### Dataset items
--- --- ---

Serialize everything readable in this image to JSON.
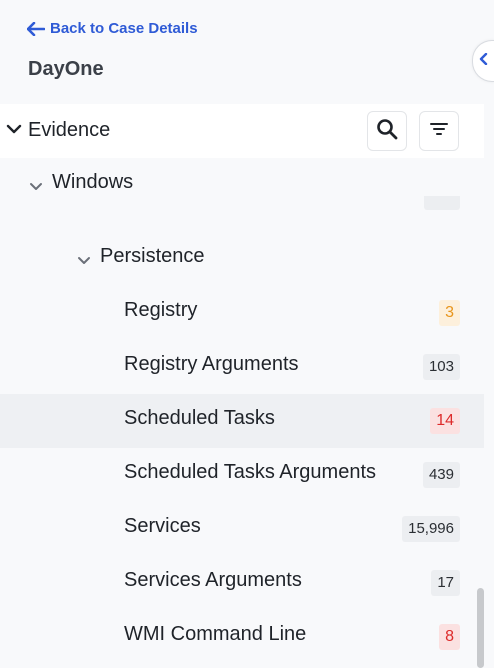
{
  "back": {
    "label": "Back to Case Details"
  },
  "case": {
    "name": "DayOne"
  },
  "evidence": {
    "label": "Evidence"
  },
  "tree": {
    "windows": "Windows",
    "persistence": "Persistence",
    "items": [
      {
        "label": "Registry",
        "count": "3",
        "severity": "orange"
      },
      {
        "label": "Registry Arguments",
        "count": "103",
        "severity": "neutral"
      },
      {
        "label": "Scheduled Tasks",
        "count": "14",
        "severity": "red"
      },
      {
        "label": "Scheduled Tasks Arguments",
        "count": "439",
        "severity": "neutral"
      },
      {
        "label": "Services",
        "count": "15,996",
        "severity": "neutral"
      },
      {
        "label": "Services Arguments",
        "count": "17",
        "severity": "neutral"
      },
      {
        "label": "WMI Command Line",
        "count": "8",
        "severity": "red"
      }
    ]
  },
  "colors": {
    "accent": "#2f5bd6",
    "orange": "#e8951c",
    "red": "#dd2b2b",
    "highlight": "#eef0f3"
  },
  "icons": [
    "arrow-left-icon",
    "chevron-left-icon",
    "chevron-down-icon",
    "search-icon",
    "filter-icon"
  ]
}
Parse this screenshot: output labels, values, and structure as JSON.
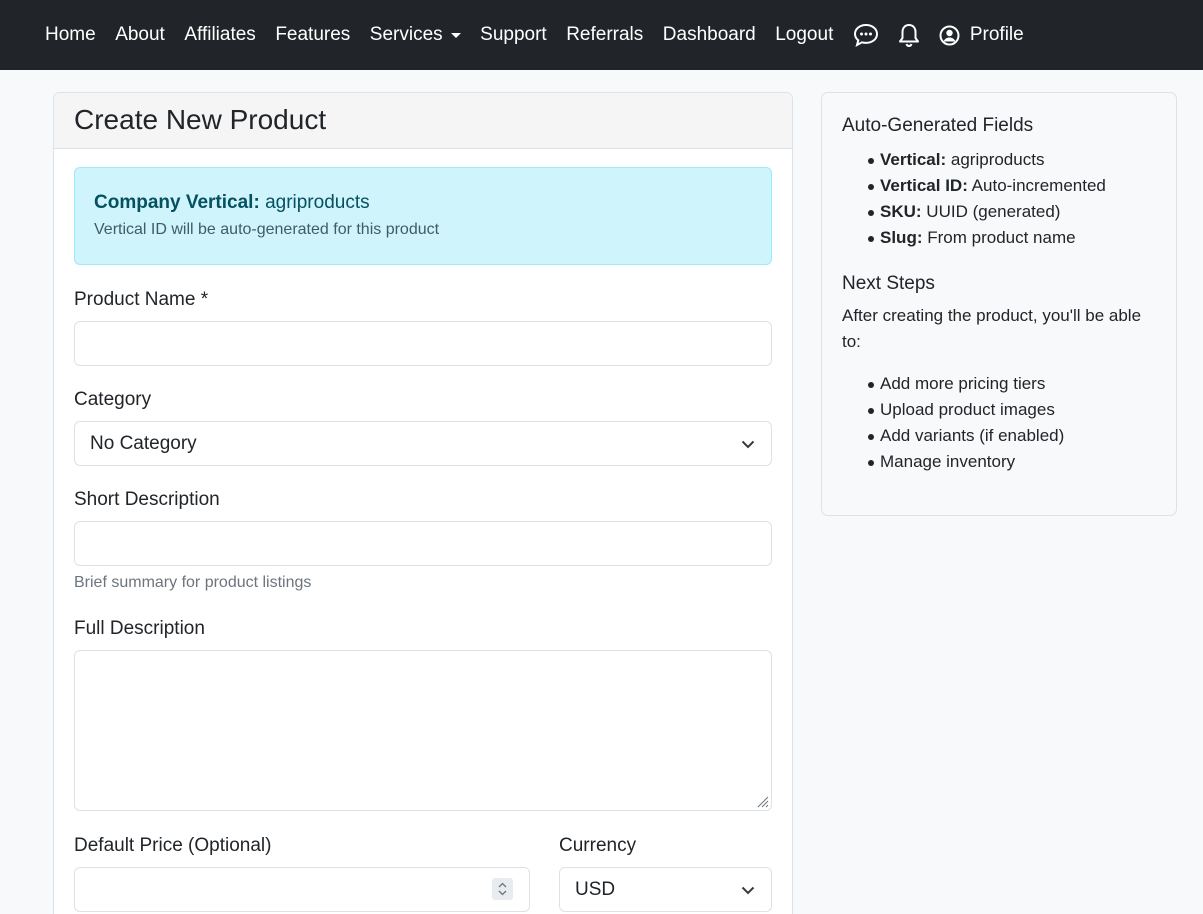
{
  "nav": {
    "items": [
      "Home",
      "About",
      "Affiliates",
      "Features",
      "Services",
      "Support",
      "Referrals",
      "Dashboard",
      "Logout"
    ],
    "profile_label": "Profile",
    "icons": [
      "chat-icon",
      "bell-icon",
      "user-circle-icon"
    ]
  },
  "form": {
    "title": "Create New Product",
    "alert": {
      "label": "Company Vertical:",
      "value": "agriproducts",
      "note": "Vertical ID will be auto-generated for this product"
    },
    "product_name": {
      "label": "Product Name *",
      "value": "",
      "placeholder": ""
    },
    "category": {
      "label": "Category",
      "selected": "No Category"
    },
    "short_description": {
      "label": "Short Description",
      "value": "",
      "help": "Brief summary for product listings"
    },
    "full_description": {
      "label": "Full Description",
      "value": ""
    },
    "default_price": {
      "label": "Default Price (Optional)",
      "value": ""
    },
    "currency": {
      "label": "Currency",
      "selected": "USD"
    }
  },
  "sidebar": {
    "auto_title": "Auto-Generated Fields",
    "auto_fields": [
      {
        "key": "Vertical:",
        "value": "agriproducts"
      },
      {
        "key": "Vertical ID:",
        "value": "Auto-incremented"
      },
      {
        "key": "SKU:",
        "value": "UUID (generated)"
      },
      {
        "key": "Slug:",
        "value": "From product name"
      }
    ],
    "next_title": "Next Steps",
    "next_intro": "After creating the product, you'll be able to:",
    "next_steps": [
      "Add more pricing tiers",
      "Upload product images",
      "Add variants (if enabled)",
      "Manage inventory"
    ]
  },
  "colors": {
    "navbar_bg": "#212529",
    "alert_bg": "#cff4fc",
    "alert_text": "#055160",
    "page_bg": "#f8f9fa"
  }
}
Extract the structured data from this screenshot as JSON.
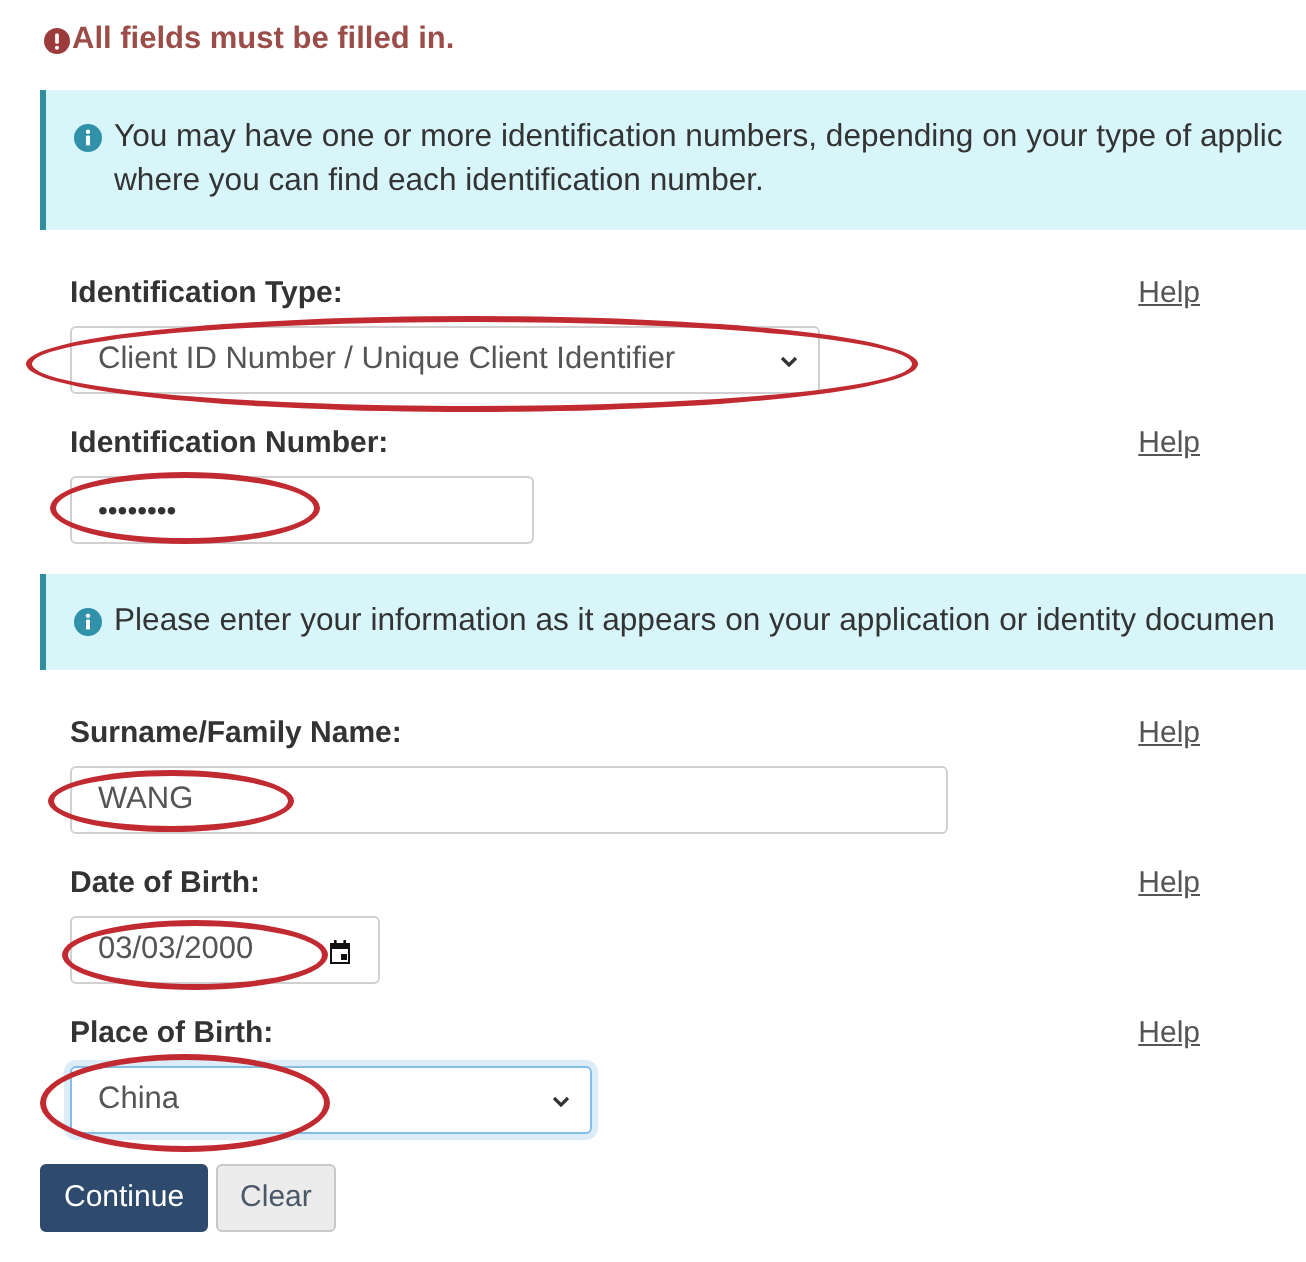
{
  "alert": {
    "text": "All fields must be filled in."
  },
  "sections": [
    {
      "notice": {
        "lines": [
          "You may have one or more identification numbers, depending on your type of applic",
          "where you can find each identification number."
        ]
      },
      "fields": [
        {
          "label": "Identification Type:",
          "help": "Help",
          "kind": "select",
          "value": "Client ID Number / Unique Client Identifier",
          "circled": true,
          "focused": false
        },
        {
          "label": "Identification Number:",
          "help": "Help",
          "kind": "password",
          "value": "••••••••",
          "circled": true,
          "focused": false
        }
      ]
    },
    {
      "notice": {
        "lines": [
          "Please enter your information as it appears on your application or identity documen"
        ]
      },
      "fields": [
        {
          "label": "Surname/Family Name:",
          "help": "Help",
          "kind": "text",
          "value": "WANG",
          "circled": true,
          "focused": false
        },
        {
          "label": "Date of Birth:",
          "help": "Help",
          "kind": "date",
          "value": "03/03/2000",
          "circled": true,
          "focused": false
        },
        {
          "label": "Place of Birth:",
          "help": "Help",
          "kind": "select",
          "value": "China",
          "circled": true,
          "focused": true
        }
      ]
    }
  ],
  "buttons": [
    {
      "label": "Continue",
      "kind": "primary"
    },
    {
      "label": "Clear",
      "kind": "secondary"
    }
  ]
}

--- --- ---

### DIRECTIONS FOR THIS TASK
Identify each line holding the string "Services", and copy it out.

### RESULT FOR THIS TASK
        "label": "Services",
        "label": "Services Arguments",
      "Services",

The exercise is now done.